Structured figure records
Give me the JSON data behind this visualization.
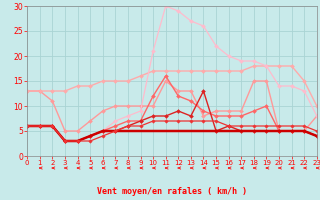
{
  "xlabel": "Vent moyen/en rafales ( km/h )",
  "xlim": [
    0,
    23
  ],
  "ylim": [
    0,
    30
  ],
  "yticks": [
    0,
    5,
    10,
    15,
    20,
    25,
    30
  ],
  "xticks": [
    0,
    1,
    2,
    3,
    4,
    5,
    6,
    7,
    8,
    9,
    10,
    11,
    12,
    13,
    14,
    15,
    16,
    17,
    18,
    19,
    20,
    21,
    22,
    23
  ],
  "bg_color": "#c8eaea",
  "grid_color": "#aad4d4",
  "lines": [
    {
      "x": [
        0,
        1,
        2,
        3,
        4,
        5,
        6,
        7,
        8,
        9,
        10,
        11,
        12,
        13,
        14,
        15,
        16,
        17,
        18,
        19,
        20,
        21,
        22,
        23
      ],
      "y": [
        13,
        13,
        11,
        5,
        5,
        7,
        9,
        10,
        10,
        10,
        10,
        15,
        13,
        13,
        8,
        9,
        9,
        9,
        15,
        15,
        5,
        5,
        5,
        8
      ],
      "color": "#ff9999",
      "lw": 1.0,
      "marker": "D",
      "ms": 2.0
    },
    {
      "x": [
        0,
        1,
        2,
        3,
        4,
        5,
        6,
        7,
        8,
        9,
        10,
        11,
        12,
        13,
        14,
        15,
        16,
        17,
        18,
        19,
        20,
        21,
        22,
        23
      ],
      "y": [
        13,
        13,
        13,
        13,
        14,
        14,
        15,
        15,
        15,
        16,
        17,
        17,
        17,
        17,
        17,
        17,
        17,
        17,
        18,
        18,
        18,
        18,
        15,
        10
      ],
      "color": "#ffaaaa",
      "lw": 1.0,
      "marker": "D",
      "ms": 2.0
    },
    {
      "x": [
        0,
        1,
        2,
        3,
        4,
        5,
        6,
        7,
        8,
        9,
        10,
        11,
        12,
        13,
        14,
        15,
        16,
        17,
        18,
        19,
        20,
        21,
        22,
        23
      ],
      "y": [
        6,
        6,
        6,
        3,
        3,
        4,
        5,
        7,
        8,
        9,
        21,
        30,
        29,
        27,
        26,
        22,
        20,
        19,
        19,
        18,
        14,
        14,
        13,
        8
      ],
      "color": "#ffbbcc",
      "lw": 0.9,
      "marker": "D",
      "ms": 2.0
    },
    {
      "x": [
        0,
        1,
        2,
        3,
        4,
        5,
        6,
        7,
        8,
        9,
        10,
        11,
        12,
        13,
        14,
        15,
        16,
        17,
        18,
        19,
        20,
        21,
        22,
        23
      ],
      "y": [
        6,
        6,
        6,
        3,
        3,
        4,
        5,
        6,
        7,
        7,
        12,
        16,
        12,
        11,
        9,
        8,
        8,
        8,
        9,
        10,
        5,
        5,
        5,
        4
      ],
      "color": "#ff6666",
      "lw": 1.0,
      "marker": "D",
      "ms": 2.0
    },
    {
      "x": [
        0,
        1,
        2,
        3,
        4,
        5,
        6,
        7,
        8,
        9,
        10,
        11,
        12,
        13,
        14,
        15,
        16,
        17,
        18,
        19,
        20,
        21,
        22,
        23
      ],
      "y": [
        6,
        6,
        6,
        3,
        3,
        4,
        5,
        5,
        6,
        7,
        8,
        8,
        9,
        8,
        13,
        5,
        6,
        5,
        5,
        5,
        5,
        5,
        5,
        4
      ],
      "color": "#dd2222",
      "lw": 1.0,
      "marker": "D",
      "ms": 2.0
    },
    {
      "x": [
        0,
        1,
        2,
        3,
        4,
        5,
        6,
        7,
        8,
        9,
        10,
        11,
        12,
        13,
        14,
        15,
        16,
        17,
        18,
        19,
        20,
        21,
        22,
        23
      ],
      "y": [
        6,
        6,
        6,
        3,
        3,
        4,
        5,
        5,
        5,
        5,
        5,
        5,
        5,
        5,
        5,
        5,
        5,
        5,
        5,
        5,
        5,
        5,
        5,
        4
      ],
      "color": "#cc0000",
      "lw": 1.8,
      "marker": null,
      "ms": 0
    },
    {
      "x": [
        0,
        1,
        2,
        3,
        4,
        5,
        6,
        7,
        8,
        9,
        10,
        11,
        12,
        13,
        14,
        15,
        16,
        17,
        18,
        19,
        20,
        21,
        22,
        23
      ],
      "y": [
        6,
        6,
        6,
        3,
        3,
        3,
        4,
        5,
        6,
        6,
        7,
        7,
        7,
        7,
        7,
        7,
        6,
        6,
        6,
        6,
        6,
        6,
        6,
        5
      ],
      "color": "#ee3333",
      "lw": 0.9,
      "marker": "D",
      "ms": 1.8
    }
  ]
}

### WORK TO BE COMPLETED
Print the entries above exactly, taking out only the pictures.

### WRITTEN SOLUTION
Give me the JSON data behind this visualization.
{
  "xlabel": "Vent moyen/en rafales ( km/h )",
  "xlim": [
    0,
    23
  ],
  "ylim": [
    0,
    30
  ],
  "yticks": [
    0,
    5,
    10,
    15,
    20,
    25,
    30
  ],
  "xticks": [
    0,
    1,
    2,
    3,
    4,
    5,
    6,
    7,
    8,
    9,
    10,
    11,
    12,
    13,
    14,
    15,
    16,
    17,
    18,
    19,
    20,
    21,
    22,
    23
  ],
  "bg_color": "#c8eaea",
  "grid_color": "#aad4d4",
  "lines": [
    {
      "x": [
        0,
        1,
        2,
        3,
        4,
        5,
        6,
        7,
        8,
        9,
        10,
        11,
        12,
        13,
        14,
        15,
        16,
        17,
        18,
        19,
        20,
        21,
        22,
        23
      ],
      "y": [
        13,
        13,
        11,
        5,
        5,
        7,
        9,
        10,
        10,
        10,
        10,
        15,
        13,
        13,
        8,
        9,
        9,
        9,
        15,
        15,
        5,
        5,
        5,
        8
      ],
      "color": "#ff9999",
      "lw": 1.0,
      "marker": "D",
      "ms": 2.0
    },
    {
      "x": [
        0,
        1,
        2,
        3,
        4,
        5,
        6,
        7,
        8,
        9,
        10,
        11,
        12,
        13,
        14,
        15,
        16,
        17,
        18,
        19,
        20,
        21,
        22,
        23
      ],
      "y": [
        13,
        13,
        13,
        13,
        14,
        14,
        15,
        15,
        15,
        16,
        17,
        17,
        17,
        17,
        17,
        17,
        17,
        17,
        18,
        18,
        18,
        18,
        15,
        10
      ],
      "color": "#ffaaaa",
      "lw": 1.0,
      "marker": "D",
      "ms": 2.0
    },
    {
      "x": [
        0,
        1,
        2,
        3,
        4,
        5,
        6,
        7,
        8,
        9,
        10,
        11,
        12,
        13,
        14,
        15,
        16,
        17,
        18,
        19,
        20,
        21,
        22,
        23
      ],
      "y": [
        6,
        6,
        6,
        3,
        3,
        4,
        5,
        7,
        8,
        9,
        21,
        30,
        29,
        27,
        26,
        22,
        20,
        19,
        19,
        18,
        14,
        14,
        13,
        8
      ],
      "color": "#ffbbcc",
      "lw": 0.9,
      "marker": "D",
      "ms": 2.0
    },
    {
      "x": [
        0,
        1,
        2,
        3,
        4,
        5,
        6,
        7,
        8,
        9,
        10,
        11,
        12,
        13,
        14,
        15,
        16,
        17,
        18,
        19,
        20,
        21,
        22,
        23
      ],
      "y": [
        6,
        6,
        6,
        3,
        3,
        4,
        5,
        6,
        7,
        7,
        12,
        16,
        12,
        11,
        9,
        8,
        8,
        8,
        9,
        10,
        5,
        5,
        5,
        4
      ],
      "color": "#ff6666",
      "lw": 1.0,
      "marker": "D",
      "ms": 2.0
    },
    {
      "x": [
        0,
        1,
        2,
        3,
        4,
        5,
        6,
        7,
        8,
        9,
        10,
        11,
        12,
        13,
        14,
        15,
        16,
        17,
        18,
        19,
        20,
        21,
        22,
        23
      ],
      "y": [
        6,
        6,
        6,
        3,
        3,
        4,
        5,
        5,
        6,
        7,
        8,
        8,
        9,
        8,
        13,
        5,
        6,
        5,
        5,
        5,
        5,
        5,
        5,
        4
      ],
      "color": "#dd2222",
      "lw": 1.0,
      "marker": "D",
      "ms": 2.0
    },
    {
      "x": [
        0,
        1,
        2,
        3,
        4,
        5,
        6,
        7,
        8,
        9,
        10,
        11,
        12,
        13,
        14,
        15,
        16,
        17,
        18,
        19,
        20,
        21,
        22,
        23
      ],
      "y": [
        6,
        6,
        6,
        3,
        3,
        4,
        5,
        5,
        5,
        5,
        5,
        5,
        5,
        5,
        5,
        5,
        5,
        5,
        5,
        5,
        5,
        5,
        5,
        4
      ],
      "color": "#cc0000",
      "lw": 1.8,
      "marker": null,
      "ms": 0
    },
    {
      "x": [
        0,
        1,
        2,
        3,
        4,
        5,
        6,
        7,
        8,
        9,
        10,
        11,
        12,
        13,
        14,
        15,
        16,
        17,
        18,
        19,
        20,
        21,
        22,
        23
      ],
      "y": [
        6,
        6,
        6,
        3,
        3,
        3,
        4,
        5,
        6,
        6,
        7,
        7,
        7,
        7,
        7,
        7,
        6,
        6,
        6,
        6,
        6,
        6,
        6,
        5
      ],
      "color": "#ee3333",
      "lw": 0.9,
      "marker": "D",
      "ms": 1.8
    }
  ]
}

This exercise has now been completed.